### Instructions to follow
Exactly as they appear, output all of the records. Skip any images.
START
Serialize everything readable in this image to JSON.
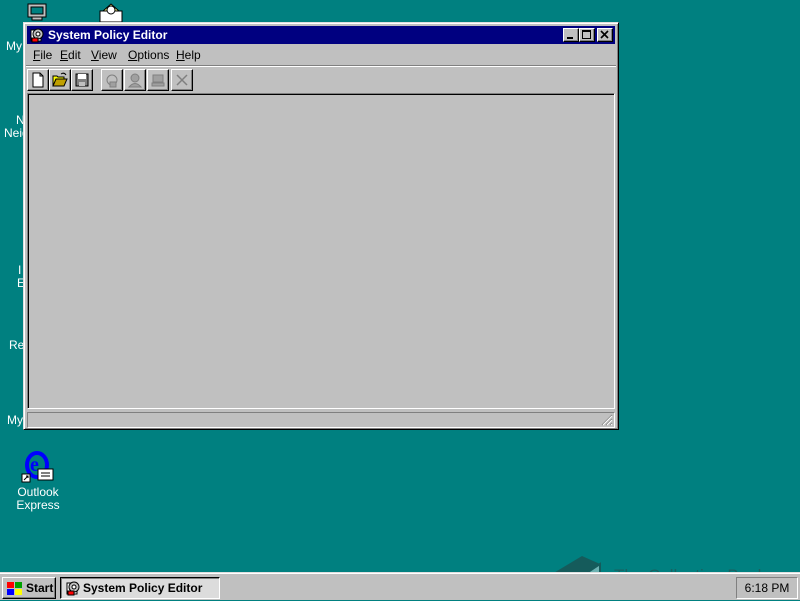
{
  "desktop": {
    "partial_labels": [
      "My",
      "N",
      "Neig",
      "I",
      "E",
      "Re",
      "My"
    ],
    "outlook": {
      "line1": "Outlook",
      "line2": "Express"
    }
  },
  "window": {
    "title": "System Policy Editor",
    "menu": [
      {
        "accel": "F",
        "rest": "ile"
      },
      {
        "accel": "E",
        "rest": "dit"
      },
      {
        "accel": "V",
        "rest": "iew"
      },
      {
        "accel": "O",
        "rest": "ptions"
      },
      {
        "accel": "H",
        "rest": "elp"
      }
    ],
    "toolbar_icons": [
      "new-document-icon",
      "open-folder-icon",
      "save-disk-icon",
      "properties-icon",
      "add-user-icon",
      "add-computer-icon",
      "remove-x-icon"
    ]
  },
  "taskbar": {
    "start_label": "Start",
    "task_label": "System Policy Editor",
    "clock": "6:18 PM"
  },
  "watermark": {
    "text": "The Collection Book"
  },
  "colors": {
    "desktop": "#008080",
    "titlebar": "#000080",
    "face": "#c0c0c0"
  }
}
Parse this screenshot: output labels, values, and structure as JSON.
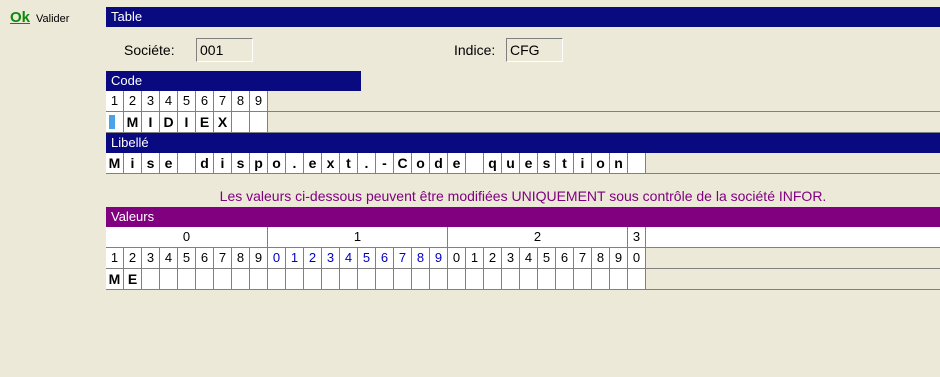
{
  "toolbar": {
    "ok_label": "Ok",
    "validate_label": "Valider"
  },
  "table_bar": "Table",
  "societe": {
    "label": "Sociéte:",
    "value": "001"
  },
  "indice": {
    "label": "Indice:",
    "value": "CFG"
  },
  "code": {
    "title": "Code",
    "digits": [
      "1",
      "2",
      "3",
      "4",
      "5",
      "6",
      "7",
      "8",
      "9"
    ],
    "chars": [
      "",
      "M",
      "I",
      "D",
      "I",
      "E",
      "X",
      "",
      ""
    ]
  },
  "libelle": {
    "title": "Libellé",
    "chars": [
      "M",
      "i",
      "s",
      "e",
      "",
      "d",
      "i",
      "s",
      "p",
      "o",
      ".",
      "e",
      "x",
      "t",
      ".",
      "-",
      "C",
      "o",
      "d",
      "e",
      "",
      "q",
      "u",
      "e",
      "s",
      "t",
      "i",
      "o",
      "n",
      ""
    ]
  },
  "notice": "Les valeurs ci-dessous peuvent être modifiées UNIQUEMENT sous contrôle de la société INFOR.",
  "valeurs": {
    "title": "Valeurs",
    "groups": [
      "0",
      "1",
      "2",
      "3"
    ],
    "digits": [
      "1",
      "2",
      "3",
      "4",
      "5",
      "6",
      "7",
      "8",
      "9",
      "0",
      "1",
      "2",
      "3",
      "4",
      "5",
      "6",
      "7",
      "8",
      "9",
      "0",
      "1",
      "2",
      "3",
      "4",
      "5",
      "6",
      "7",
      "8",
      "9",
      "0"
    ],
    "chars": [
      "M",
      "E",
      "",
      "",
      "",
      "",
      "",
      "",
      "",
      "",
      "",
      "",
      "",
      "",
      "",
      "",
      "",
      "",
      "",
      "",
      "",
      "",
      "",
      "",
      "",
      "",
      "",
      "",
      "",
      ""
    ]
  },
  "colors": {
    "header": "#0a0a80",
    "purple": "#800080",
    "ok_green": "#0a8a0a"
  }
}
END
### Written answer
Serialize everything readable in this image to JSON.
{
  "desktop": {
    "partial_labels": [
      "My",
      "N",
      "Neig",
      "I",
      "E",
      "Re",
      "My"
    ],
    "outlook": {
      "line1": "Outlook",
      "line2": "Express"
    }
  },
  "window": {
    "title": "System Policy Editor",
    "menu": [
      {
        "accel": "F",
        "rest": "ile"
      },
      {
        "accel": "E",
        "rest": "dit"
      },
      {
        "accel": "V",
        "rest": "iew"
      },
      {
        "accel": "O",
        "rest": "ptions"
      },
      {
        "accel": "H",
        "rest": "elp"
      }
    ],
    "toolbar_icons": [
      "new-document-icon",
      "open-folder-icon",
      "save-disk-icon",
      "properties-icon",
      "add-user-icon",
      "add-computer-icon",
      "remove-x-icon"
    ]
  },
  "taskbar": {
    "start_label": "Start",
    "task_label": "System Policy Editor",
    "clock": "6:18 PM"
  },
  "watermark": {
    "text": "The Collection Book"
  },
  "colors": {
    "desktop": "#008080",
    "titlebar": "#000080",
    "face": "#c0c0c0"
  }
}
Parse this screenshot: output labels, values, and structure as JSON.
{
  "toolbar": {
    "ok_label": "Ok",
    "validate_label": "Valider"
  },
  "table_bar": "Table",
  "societe": {
    "label": "Sociéte:",
    "value": "001"
  },
  "indice": {
    "label": "Indice:",
    "value": "CFG"
  },
  "code": {
    "title": "Code",
    "digits": [
      "1",
      "2",
      "3",
      "4",
      "5",
      "6",
      "7",
      "8",
      "9"
    ],
    "chars": [
      "",
      "M",
      "I",
      "D",
      "I",
      "E",
      "X",
      "",
      ""
    ]
  },
  "libelle": {
    "title": "Libellé",
    "chars": [
      "M",
      "i",
      "s",
      "e",
      "",
      "d",
      "i",
      "s",
      "p",
      "o",
      ".",
      "e",
      "x",
      "t",
      ".",
      "-",
      "C",
      "o",
      "d",
      "e",
      "",
      "q",
      "u",
      "e",
      "s",
      "t",
      "i",
      "o",
      "n",
      ""
    ]
  },
  "notice": "Les valeurs ci-dessous peuvent être modifiées UNIQUEMENT sous contrôle de la société INFOR.",
  "valeurs": {
    "title": "Valeurs",
    "groups": [
      "0",
      "1",
      "2",
      "3"
    ],
    "digits": [
      "1",
      "2",
      "3",
      "4",
      "5",
      "6",
      "7",
      "8",
      "9",
      "0",
      "1",
      "2",
      "3",
      "4",
      "5",
      "6",
      "7",
      "8",
      "9",
      "0",
      "1",
      "2",
      "3",
      "4",
      "5",
      "6",
      "7",
      "8",
      "9",
      "0"
    ],
    "chars": [
      "M",
      "E",
      "",
      "",
      "",
      "",
      "",
      "",
      "",
      "",
      "",
      "",
      "",
      "",
      "",
      "",
      "",
      "",
      "",
      "",
      "",
      "",
      "",
      "",
      "",
      "",
      "",
      "",
      "",
      ""
    ]
  },
  "colors": {
    "header": "#0a0a80",
    "purple": "#800080",
    "ok_green": "#0a8a0a"
  }
}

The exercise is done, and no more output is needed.